# [Extracted data entries]

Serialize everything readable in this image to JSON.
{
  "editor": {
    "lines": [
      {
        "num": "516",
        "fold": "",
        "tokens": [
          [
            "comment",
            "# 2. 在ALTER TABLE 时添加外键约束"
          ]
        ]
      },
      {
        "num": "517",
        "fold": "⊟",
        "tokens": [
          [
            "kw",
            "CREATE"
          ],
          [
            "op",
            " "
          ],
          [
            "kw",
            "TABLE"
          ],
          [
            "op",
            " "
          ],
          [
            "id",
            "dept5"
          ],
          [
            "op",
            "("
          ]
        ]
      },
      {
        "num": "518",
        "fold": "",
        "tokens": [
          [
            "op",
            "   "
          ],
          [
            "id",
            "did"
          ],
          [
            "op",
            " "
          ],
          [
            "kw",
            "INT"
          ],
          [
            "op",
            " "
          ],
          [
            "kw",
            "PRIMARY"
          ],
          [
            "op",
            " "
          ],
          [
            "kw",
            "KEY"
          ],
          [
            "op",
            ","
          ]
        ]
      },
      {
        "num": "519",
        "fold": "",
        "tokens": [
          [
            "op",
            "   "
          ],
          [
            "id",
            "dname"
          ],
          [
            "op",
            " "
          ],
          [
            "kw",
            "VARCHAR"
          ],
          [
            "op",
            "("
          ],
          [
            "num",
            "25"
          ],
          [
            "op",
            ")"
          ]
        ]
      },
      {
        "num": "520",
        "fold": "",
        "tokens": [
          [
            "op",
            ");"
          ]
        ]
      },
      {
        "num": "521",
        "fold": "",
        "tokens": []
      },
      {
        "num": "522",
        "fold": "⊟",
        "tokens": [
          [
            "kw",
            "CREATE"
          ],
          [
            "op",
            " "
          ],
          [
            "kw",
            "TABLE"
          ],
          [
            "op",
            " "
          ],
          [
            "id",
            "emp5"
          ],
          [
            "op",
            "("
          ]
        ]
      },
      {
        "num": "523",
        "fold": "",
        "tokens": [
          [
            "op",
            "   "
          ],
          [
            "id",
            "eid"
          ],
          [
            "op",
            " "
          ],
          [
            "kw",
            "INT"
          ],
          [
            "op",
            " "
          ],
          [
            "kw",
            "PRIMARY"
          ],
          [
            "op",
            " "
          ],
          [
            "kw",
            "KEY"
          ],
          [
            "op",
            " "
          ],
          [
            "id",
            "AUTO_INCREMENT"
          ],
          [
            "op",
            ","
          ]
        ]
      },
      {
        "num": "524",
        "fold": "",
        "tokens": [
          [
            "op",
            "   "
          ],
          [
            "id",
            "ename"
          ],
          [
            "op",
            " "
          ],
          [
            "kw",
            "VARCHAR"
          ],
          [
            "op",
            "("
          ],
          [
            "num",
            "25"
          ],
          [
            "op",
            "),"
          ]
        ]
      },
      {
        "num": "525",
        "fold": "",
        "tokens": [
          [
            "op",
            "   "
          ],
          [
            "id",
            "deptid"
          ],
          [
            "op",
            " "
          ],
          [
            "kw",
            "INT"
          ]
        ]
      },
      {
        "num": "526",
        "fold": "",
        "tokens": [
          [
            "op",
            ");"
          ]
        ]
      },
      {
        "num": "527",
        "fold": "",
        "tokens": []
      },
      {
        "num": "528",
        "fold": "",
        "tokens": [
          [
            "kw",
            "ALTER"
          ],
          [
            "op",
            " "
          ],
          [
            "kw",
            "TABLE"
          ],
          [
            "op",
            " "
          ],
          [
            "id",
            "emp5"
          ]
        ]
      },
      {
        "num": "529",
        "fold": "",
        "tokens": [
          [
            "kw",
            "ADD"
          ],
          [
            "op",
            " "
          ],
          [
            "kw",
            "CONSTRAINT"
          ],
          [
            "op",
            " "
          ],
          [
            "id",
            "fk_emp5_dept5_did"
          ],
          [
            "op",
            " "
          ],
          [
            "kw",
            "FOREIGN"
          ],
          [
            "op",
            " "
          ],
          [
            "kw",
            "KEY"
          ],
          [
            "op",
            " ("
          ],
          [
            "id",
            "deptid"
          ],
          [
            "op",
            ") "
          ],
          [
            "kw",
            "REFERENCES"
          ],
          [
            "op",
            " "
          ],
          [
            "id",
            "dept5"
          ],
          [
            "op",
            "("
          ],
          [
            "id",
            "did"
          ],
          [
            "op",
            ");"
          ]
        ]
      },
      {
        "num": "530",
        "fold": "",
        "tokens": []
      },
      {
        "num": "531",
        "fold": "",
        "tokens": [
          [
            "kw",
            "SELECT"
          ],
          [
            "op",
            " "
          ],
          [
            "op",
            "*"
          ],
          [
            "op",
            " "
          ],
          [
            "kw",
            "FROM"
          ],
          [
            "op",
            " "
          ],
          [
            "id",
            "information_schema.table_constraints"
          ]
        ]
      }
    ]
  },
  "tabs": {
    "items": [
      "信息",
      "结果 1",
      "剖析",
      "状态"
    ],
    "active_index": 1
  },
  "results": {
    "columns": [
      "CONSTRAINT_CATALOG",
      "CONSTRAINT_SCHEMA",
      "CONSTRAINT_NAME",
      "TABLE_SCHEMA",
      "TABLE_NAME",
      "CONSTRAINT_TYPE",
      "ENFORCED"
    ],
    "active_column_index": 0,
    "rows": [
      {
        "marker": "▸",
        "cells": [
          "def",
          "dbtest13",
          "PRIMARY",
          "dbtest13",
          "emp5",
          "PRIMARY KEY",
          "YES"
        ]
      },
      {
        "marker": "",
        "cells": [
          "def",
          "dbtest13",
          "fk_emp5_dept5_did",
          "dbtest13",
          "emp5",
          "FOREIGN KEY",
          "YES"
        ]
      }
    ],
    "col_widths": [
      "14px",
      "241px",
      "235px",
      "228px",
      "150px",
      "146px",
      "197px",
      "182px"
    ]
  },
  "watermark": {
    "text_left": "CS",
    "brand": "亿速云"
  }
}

# [Challenge]
Would you reproduce the material above in full, exactly as given?

# [Expected answer]
Serialize everything readable in this image to JSON.
{
  "editor": {
    "lines": [
      {
        "num": "516",
        "fold": "",
        "tokens": [
          [
            "comment",
            "# 2. 在ALTER TABLE 时添加外键约束"
          ]
        ]
      },
      {
        "num": "517",
        "fold": "⊟",
        "tokens": [
          [
            "kw",
            "CREATE"
          ],
          [
            "op",
            " "
          ],
          [
            "kw",
            "TABLE"
          ],
          [
            "op",
            " "
          ],
          [
            "id",
            "dept5"
          ],
          [
            "op",
            "("
          ]
        ]
      },
      {
        "num": "518",
        "fold": "",
        "tokens": [
          [
            "op",
            "   "
          ],
          [
            "id",
            "did"
          ],
          [
            "op",
            " "
          ],
          [
            "kw",
            "INT"
          ],
          [
            "op",
            " "
          ],
          [
            "kw",
            "PRIMARY"
          ],
          [
            "op",
            " "
          ],
          [
            "kw",
            "KEY"
          ],
          [
            "op",
            ","
          ]
        ]
      },
      {
        "num": "519",
        "fold": "",
        "tokens": [
          [
            "op",
            "   "
          ],
          [
            "id",
            "dname"
          ],
          [
            "op",
            " "
          ],
          [
            "kw",
            "VARCHAR"
          ],
          [
            "op",
            "("
          ],
          [
            "num",
            "25"
          ],
          [
            "op",
            ")"
          ]
        ]
      },
      {
        "num": "520",
        "fold": "",
        "tokens": [
          [
            "op",
            ");"
          ]
        ]
      },
      {
        "num": "521",
        "fold": "",
        "tokens": []
      },
      {
        "num": "522",
        "fold": "⊟",
        "tokens": [
          [
            "kw",
            "CREATE"
          ],
          [
            "op",
            " "
          ],
          [
            "kw",
            "TABLE"
          ],
          [
            "op",
            " "
          ],
          [
            "id",
            "emp5"
          ],
          [
            "op",
            "("
          ]
        ]
      },
      {
        "num": "523",
        "fold": "",
        "tokens": [
          [
            "op",
            "   "
          ],
          [
            "id",
            "eid"
          ],
          [
            "op",
            " "
          ],
          [
            "kw",
            "INT"
          ],
          [
            "op",
            " "
          ],
          [
            "kw",
            "PRIMARY"
          ],
          [
            "op",
            " "
          ],
          [
            "kw",
            "KEY"
          ],
          [
            "op",
            " "
          ],
          [
            "id",
            "AUTO_INCREMENT"
          ],
          [
            "op",
            ","
          ]
        ]
      },
      {
        "num": "524",
        "fold": "",
        "tokens": [
          [
            "op",
            "   "
          ],
          [
            "id",
            "ename"
          ],
          [
            "op",
            " "
          ],
          [
            "kw",
            "VARCHAR"
          ],
          [
            "op",
            "("
          ],
          [
            "num",
            "25"
          ],
          [
            "op",
            "),"
          ]
        ]
      },
      {
        "num": "525",
        "fold": "",
        "tokens": [
          [
            "op",
            "   "
          ],
          [
            "id",
            "deptid"
          ],
          [
            "op",
            " "
          ],
          [
            "kw",
            "INT"
          ]
        ]
      },
      {
        "num": "526",
        "fold": "",
        "tokens": [
          [
            "op",
            ");"
          ]
        ]
      },
      {
        "num": "527",
        "fold": "",
        "tokens": []
      },
      {
        "num": "528",
        "fold": "",
        "tokens": [
          [
            "kw",
            "ALTER"
          ],
          [
            "op",
            " "
          ],
          [
            "kw",
            "TABLE"
          ],
          [
            "op",
            " "
          ],
          [
            "id",
            "emp5"
          ]
        ]
      },
      {
        "num": "529",
        "fold": "",
        "tokens": [
          [
            "kw",
            "ADD"
          ],
          [
            "op",
            " "
          ],
          [
            "kw",
            "CONSTRAINT"
          ],
          [
            "op",
            " "
          ],
          [
            "id",
            "fk_emp5_dept5_did"
          ],
          [
            "op",
            " "
          ],
          [
            "kw",
            "FOREIGN"
          ],
          [
            "op",
            " "
          ],
          [
            "kw",
            "KEY"
          ],
          [
            "op",
            " ("
          ],
          [
            "id",
            "deptid"
          ],
          [
            "op",
            ") "
          ],
          [
            "kw",
            "REFERENCES"
          ],
          [
            "op",
            " "
          ],
          [
            "id",
            "dept5"
          ],
          [
            "op",
            "("
          ],
          [
            "id",
            "did"
          ],
          [
            "op",
            ");"
          ]
        ]
      },
      {
        "num": "530",
        "fold": "",
        "tokens": []
      },
      {
        "num": "531",
        "fold": "",
        "tokens": [
          [
            "kw",
            "SELECT"
          ],
          [
            "op",
            " "
          ],
          [
            "op",
            "*"
          ],
          [
            "op",
            " "
          ],
          [
            "kw",
            "FROM"
          ],
          [
            "op",
            " "
          ],
          [
            "id",
            "information_schema.table_constraints"
          ]
        ]
      }
    ]
  },
  "tabs": {
    "items": [
      "信息",
      "结果 1",
      "剖析",
      "状态"
    ],
    "active_index": 1
  },
  "results": {
    "columns": [
      "CONSTRAINT_CATALOG",
      "CONSTRAINT_SCHEMA",
      "CONSTRAINT_NAME",
      "TABLE_SCHEMA",
      "TABLE_NAME",
      "CONSTRAINT_TYPE",
      "ENFORCED"
    ],
    "active_column_index": 0,
    "rows": [
      {
        "marker": "▸",
        "cells": [
          "def",
          "dbtest13",
          "PRIMARY",
          "dbtest13",
          "emp5",
          "PRIMARY KEY",
          "YES"
        ]
      },
      {
        "marker": "",
        "cells": [
          "def",
          "dbtest13",
          "fk_emp5_dept5_did",
          "dbtest13",
          "emp5",
          "FOREIGN KEY",
          "YES"
        ]
      }
    ],
    "col_widths": [
      "14px",
      "241px",
      "235px",
      "228px",
      "150px",
      "146px",
      "197px",
      "182px"
    ]
  },
  "watermark": {
    "text_left": "CS",
    "brand": "亿速云"
  }
}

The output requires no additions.